WHAT IS NEEDED: Which lines hold the word "უნაღდო"? Copy each of them.

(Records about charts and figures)
* * * * * * * * *

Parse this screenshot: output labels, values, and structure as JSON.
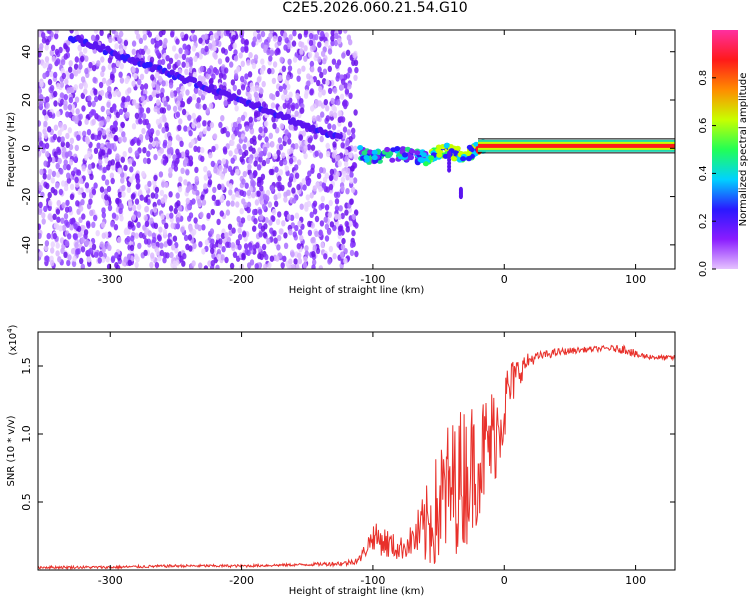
{
  "title": "C2E5.2026.060.21.54.G10",
  "chart_data": [
    {
      "type": "heatmap",
      "title": "",
      "xlabel": "Height of straight line (km)",
      "ylabel": "Frequency (Hz)",
      "xlim": [
        -355,
        130
      ],
      "ylim": [
        -50,
        49
      ],
      "xticks": [
        -300,
        -200,
        -100,
        0,
        100
      ],
      "yticks": [
        -40,
        -20,
        0,
        20,
        40
      ],
      "colorbar": {
        "label": "Normalized spectral amplitude",
        "range": [
          0,
          1
        ],
        "ticks": [
          0.0,
          0.2,
          0.4,
          0.6,
          0.8
        ],
        "colormap": [
          "#e6c3ff",
          "#8a1cff",
          "#2a19ff",
          "#00d2ff",
          "#22ff55",
          "#c8ff00",
          "#ff8c00",
          "#ff1a1a",
          "#ff2fa0"
        ]
      },
      "noise_region_x": [
        -355,
        -120
      ],
      "ridge_line": {
        "x": [
          -330,
          -250,
          -190,
          -150,
          -125
        ],
        "y": [
          46,
          30,
          18,
          9,
          4
        ]
      },
      "carrier_band": {
        "x": [
          -110,
          -100,
          -80,
          -60,
          -45,
          -30,
          -20,
          -10,
          0,
          30,
          60,
          80,
          95,
          130
        ],
        "y": [
          -2,
          -4,
          -2,
          -4,
          -1,
          -3,
          0,
          1,
          1,
          1,
          1,
          1,
          1,
          1
        ]
      },
      "vertical_features": [
        {
          "x": -42,
          "y": [
            -9,
            -2
          ]
        },
        {
          "x": -33,
          "y": [
            -20,
            -17
          ]
        }
      ]
    },
    {
      "type": "line",
      "title": "",
      "xlabel": "Height of straight line (km)",
      "ylabel": "SNR (10 * v/v)",
      "y_multiplier_label": "(x10",
      "y_multiplier_exp": "4",
      "xlim": [
        -355,
        130
      ],
      "ylim": [
        0,
        1.75
      ],
      "xticks": [
        -300,
        -200,
        -100,
        0,
        100
      ],
      "yticks": [
        0.5,
        1.0,
        1.5
      ],
      "ytick_labels": [
        "0.5",
        "1.0",
        "1.5"
      ],
      "series": [
        {
          "color": "#e8302a",
          "x": [
            -355,
            -300,
            -250,
            -200,
            -150,
            -120,
            -110,
            -100,
            -90,
            -80,
            -70,
            -60,
            -50,
            -45,
            -40,
            -30,
            -20,
            -10,
            -5,
            0,
            5,
            10,
            20,
            30,
            40,
            60,
            80,
            95,
            100,
            110,
            120,
            130
          ],
          "y": [
            0.02,
            0.02,
            0.03,
            0.03,
            0.04,
            0.05,
            0.08,
            0.25,
            0.2,
            0.15,
            0.22,
            0.3,
            0.45,
            0.55,
            0.6,
            0.7,
            0.8,
            0.95,
            1.05,
            1.2,
            1.35,
            1.45,
            1.55,
            1.58,
            1.6,
            1.62,
            1.63,
            1.62,
            1.58,
            1.57,
            1.56,
            1.56
          ],
          "spread": [
            0.01,
            0.01,
            0.01,
            0.01,
            0.01,
            0.02,
            0.03,
            0.1,
            0.12,
            0.08,
            0.12,
            0.3,
            0.45,
            0.55,
            0.5,
            0.55,
            0.45,
            0.4,
            0.35,
            0.3,
            0.2,
            0.12,
            0.05,
            0.03,
            0.03,
            0.02,
            0.02,
            0.04,
            0.03,
            0.02,
            0.02,
            0.02
          ]
        }
      ]
    }
  ]
}
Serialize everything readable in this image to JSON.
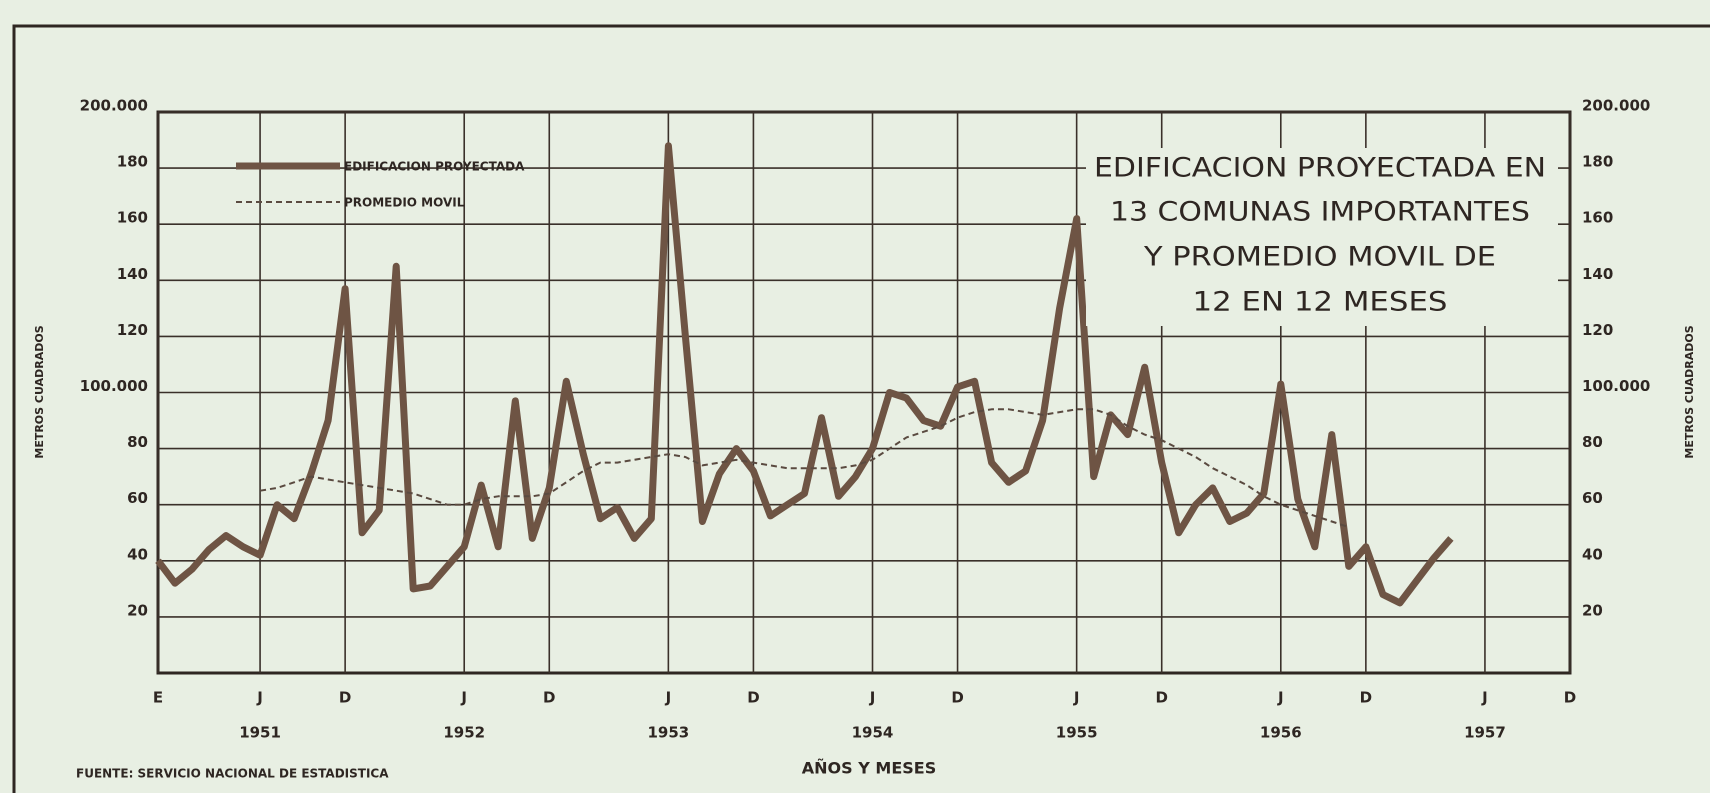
{
  "chart_data": {
    "type": "line",
    "title": [
      "EDIFICACION PROYECTADA EN",
      "13 COMUNAS IMPORTANTES",
      "Y PROMEDIO MOVIL DE",
      "12 EN 12 MESES"
    ],
    "y_label": "METROS CUADRADOS",
    "x_label": "AÑOS Y MESES",
    "source": "FUENTE: SERVICIO NACIONAL DE ESTADISTICA",
    "x": [
      0,
      1,
      2,
      3,
      4,
      5,
      6,
      7,
      8,
      9,
      10,
      11,
      12,
      13,
      14,
      15,
      16,
      17,
      18,
      19,
      20,
      21,
      22,
      23,
      24,
      25,
      26,
      27,
      28,
      29,
      30,
      31,
      32,
      33,
      34,
      35,
      36,
      37,
      38,
      39,
      40,
      41,
      42,
      43,
      44,
      45,
      46,
      47,
      48,
      49,
      50,
      51,
      52,
      53,
      54,
      55,
      56,
      57,
      58,
      59,
      60,
      61,
      62,
      63,
      64,
      65,
      66,
      67,
      68,
      69,
      70,
      71,
      72,
      73,
      74,
      75,
      76
    ],
    "series": [
      {
        "name": "EDIFICACION PROYECTADA",
        "color": "#6e5444",
        "style": "solid",
        "values": [
          40,
          32,
          37,
          44,
          49,
          45,
          42,
          60,
          55,
          71,
          90,
          137,
          50,
          58,
          145,
          30,
          31,
          38,
          45,
          67,
          45,
          97,
          48,
          66,
          104,
          78,
          55,
          59,
          48,
          55,
          188,
          120,
          54,
          71,
          80,
          72,
          56,
          60,
          64,
          91,
          63,
          70,
          80,
          100,
          98,
          90,
          88,
          102,
          104,
          75,
          68,
          72,
          90,
          130,
          162,
          70,
          92,
          85,
          109,
          75,
          50,
          60,
          66,
          54,
          57,
          64,
          103,
          62,
          45,
          85,
          38,
          45,
          28,
          25,
          33,
          41,
          48
        ]
      },
      {
        "name": "PROMEDIO MOVIL",
        "color": "#5a4a40",
        "style": "dashed",
        "values": [
          null,
          null,
          null,
          null,
          null,
          null,
          65,
          66,
          68,
          70,
          69,
          68,
          67,
          66,
          65,
          64,
          62,
          60,
          60,
          62,
          63,
          63,
          63,
          64,
          68,
          72,
          75,
          75,
          76,
          77,
          78,
          77,
          74,
          75,
          76,
          75,
          74,
          73,
          73,
          73,
          73,
          74,
          76,
          80,
          84,
          86,
          88,
          91,
          93,
          94,
          94,
          93,
          92,
          93,
          94,
          94,
          92,
          88,
          85,
          83,
          80,
          77,
          73,
          70,
          67,
          63,
          60,
          58,
          56,
          54,
          52,
          null,
          null,
          null,
          null,
          null,
          null
        ]
      }
    ],
    "xlim": [
      0,
      83
    ],
    "xticks": [
      {
        "value": 0,
        "label": "E"
      },
      {
        "value": 6,
        "label": "J"
      },
      {
        "value": 11,
        "label": "D"
      },
      {
        "value": 18,
        "label": "J"
      },
      {
        "value": 23,
        "label": "D"
      },
      {
        "value": 30,
        "label": "J"
      },
      {
        "value": 35,
        "label": "D"
      },
      {
        "value": 42,
        "label": "J"
      },
      {
        "value": 47,
        "label": "D"
      },
      {
        "value": 54,
        "label": "J"
      },
      {
        "value": 59,
        "label": "D"
      },
      {
        "value": 66,
        "label": "J"
      },
      {
        "value": 71,
        "label": "D"
      },
      {
        "value": 78,
        "label": "J"
      },
      {
        "value": 83,
        "label": "D"
      }
    ],
    "year_labels": [
      {
        "value": 6,
        "label": "1951"
      },
      {
        "value": 18,
        "label": "1952"
      },
      {
        "value": 30,
        "label": "1953"
      },
      {
        "value": 42,
        "label": "1954"
      },
      {
        "value": 54,
        "label": "1955"
      },
      {
        "value": 66,
        "label": "1956"
      },
      {
        "value": 78,
        "label": "1957"
      }
    ],
    "ylim": [
      0,
      200
    ],
    "yticks": [
      20,
      40,
      60,
      80,
      {
        "value": 100,
        "label": "100.000"
      },
      120,
      140,
      160,
      180,
      {
        "value": 200,
        "label": "200.000"
      }
    ],
    "grid": true
  }
}
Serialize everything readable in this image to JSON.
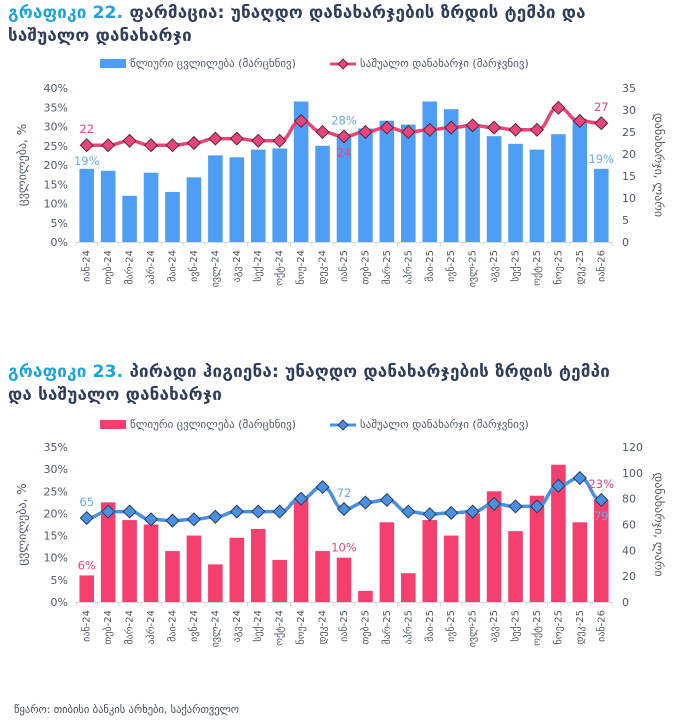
{
  "source_note": "წყარო: თიბისი ბანკის არხები, საქართველო",
  "chart_data": [
    {
      "type": "bar",
      "title_number": "გრაფიკი 22.",
      "title_line1": "ფარმაცია: უნაღდო დანახარჯების ზრდის ტემპი და",
      "title_line2": "საშუალო დანახარჯი",
      "categories": [
        "იან-24",
        "თებ-24",
        "მარ-24",
        "აპრ-24",
        "მაი-24",
        "ივნ-24",
        "ივლ-24",
        "აგვ-24",
        "სექ-24",
        "ოქტ-24",
        "ნოე-24",
        "დეკ-24",
        "იან-25",
        "თებ-25",
        "მარ-25",
        "აპრ-25",
        "მაი-25",
        "ივნ-25",
        "ივლ-25",
        "აგვ-25",
        "სექ-25",
        "ოქტ-25",
        "ნოე-25",
        "დეკ-25",
        "იან-26"
      ],
      "series": [
        {
          "name": "წლიური ცვლილება (მარცხნივ)",
          "kind": "bar",
          "axis": "left",
          "color": "#4f9ef5",
          "values": [
            19,
            18.5,
            12,
            18,
            13,
            16.8,
            22.5,
            22,
            24,
            24.3,
            36.5,
            25,
            28,
            29.5,
            31.5,
            30.5,
            36.5,
            34.5,
            30.5,
            27.5,
            25.5,
            24,
            28,
            32,
            19
          ]
        },
        {
          "name": "საშუალო დანახარჯი (მარჯვნივ)",
          "kind": "line",
          "axis": "right",
          "color": "#e8457a",
          "marker": "diamond",
          "values": [
            22,
            22,
            23,
            22,
            22,
            22.5,
            23.5,
            23.5,
            23,
            23,
            27.5,
            25,
            24,
            25,
            26,
            25,
            25.5,
            26,
            26.5,
            26,
            25.5,
            25.5,
            30.5,
            27.5,
            27
          ]
        }
      ],
      "ylabel": "ცვლილება, %",
      "y2label": "დანახარჯი, ლარი",
      "ylim": [
        0,
        40
      ],
      "yticks": [
        "0%",
        "5%",
        "10%",
        "15%",
        "20%",
        "25%",
        "30%",
        "35%",
        "40%"
      ],
      "y2lim": [
        0,
        35
      ],
      "y2ticks": [
        "0",
        "5",
        "10",
        "15",
        "20",
        "25",
        "30",
        "35"
      ],
      "annotations": [
        {
          "text": "22",
          "series": 1,
          "index": 0,
          "pos": "above"
        },
        {
          "text": "19%",
          "series": 0,
          "index": 0,
          "pos": "below-line"
        },
        {
          "text": "28%",
          "series": 0,
          "index": 12,
          "pos": "above-line"
        },
        {
          "text": "24",
          "series": 1,
          "index": 12,
          "pos": "below"
        },
        {
          "text": "27",
          "series": 1,
          "index": 24,
          "pos": "above"
        },
        {
          "text": "19%",
          "series": 0,
          "index": 24,
          "pos": "above"
        }
      ],
      "legend": "top",
      "grid": false
    },
    {
      "type": "bar",
      "title_number": "გრაფიკი 23.",
      "title_line1": "პირადი ჰიგიენა: უნაღდო დანახარჯების ზრდის ტემპი",
      "title_line2": "და საშუალო დანახარჯი",
      "categories": [
        "იან-24",
        "თებ-24",
        "მარ-24",
        "აპრ-24",
        "მაი-24",
        "ივნ-24",
        "ივლ-24",
        "აგვ-24",
        "სექ-24",
        "ოქტ-24",
        "ნოე-24",
        "დეკ-24",
        "იან-25",
        "თებ-25",
        "მარ-25",
        "აპრ-25",
        "მაი-25",
        "ივნ-25",
        "ივლ-25",
        "აგვ-25",
        "სექ-25",
        "ოქტ-25",
        "ნოე-25",
        "დეკ-25",
        "იან-26"
      ],
      "series": [
        {
          "name": "წლიური ცვლილება (მარცხნივ)",
          "kind": "bar",
          "axis": "left",
          "color": "#f43f6f",
          "values": [
            6,
            22.5,
            18.5,
            17.5,
            11.5,
            15,
            8.5,
            14.5,
            16.5,
            9.5,
            23.5,
            11.5,
            10,
            2.5,
            18,
            6.5,
            18.5,
            15,
            20,
            25,
            16,
            24,
            31,
            18,
            23
          ]
        },
        {
          "name": "საშუალო დანახარჯი (მარჯვნივ)",
          "kind": "line",
          "axis": "right",
          "color": "#4a90e2",
          "marker": "diamond",
          "values": [
            65,
            70,
            70,
            64,
            63,
            64,
            66,
            70,
            70,
            70,
            80,
            89,
            72,
            77,
            79,
            70,
            68,
            69,
            70,
            76,
            74,
            74,
            90,
            96,
            79
          ]
        }
      ],
      "ylabel": "ცვლილება, %",
      "y2label": "დანახარჯი, ლარი",
      "ylim": [
        0,
        35
      ],
      "yticks": [
        "0%",
        "5%",
        "10%",
        "15%",
        "20%",
        "25%",
        "30%",
        "35%"
      ],
      "y2lim": [
        0,
        120
      ],
      "y2ticks": [
        "0",
        "20",
        "40",
        "60",
        "80",
        "100",
        "120"
      ],
      "annotations": [
        {
          "text": "65",
          "series": 1,
          "index": 0,
          "pos": "above"
        },
        {
          "text": "6%",
          "series": 0,
          "index": 0,
          "pos": "above"
        },
        {
          "text": "72",
          "series": 1,
          "index": 12,
          "pos": "above"
        },
        {
          "text": "10%",
          "series": 0,
          "index": 12,
          "pos": "above"
        },
        {
          "text": "23%",
          "series": 0,
          "index": 24,
          "pos": "above-line"
        },
        {
          "text": "79",
          "series": 1,
          "index": 24,
          "pos": "below"
        }
      ],
      "legend": "top",
      "grid": false
    }
  ]
}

* * * * * * * * *

RESPONSE:
      "title_line1": "ფარმაცია: უნაღდო დანახარჯების ზრდის ტემპი და",
      "title_line1": "პირადი ჰიგიენა: უნაღდო დანახარჯების ზრდის ტემპი",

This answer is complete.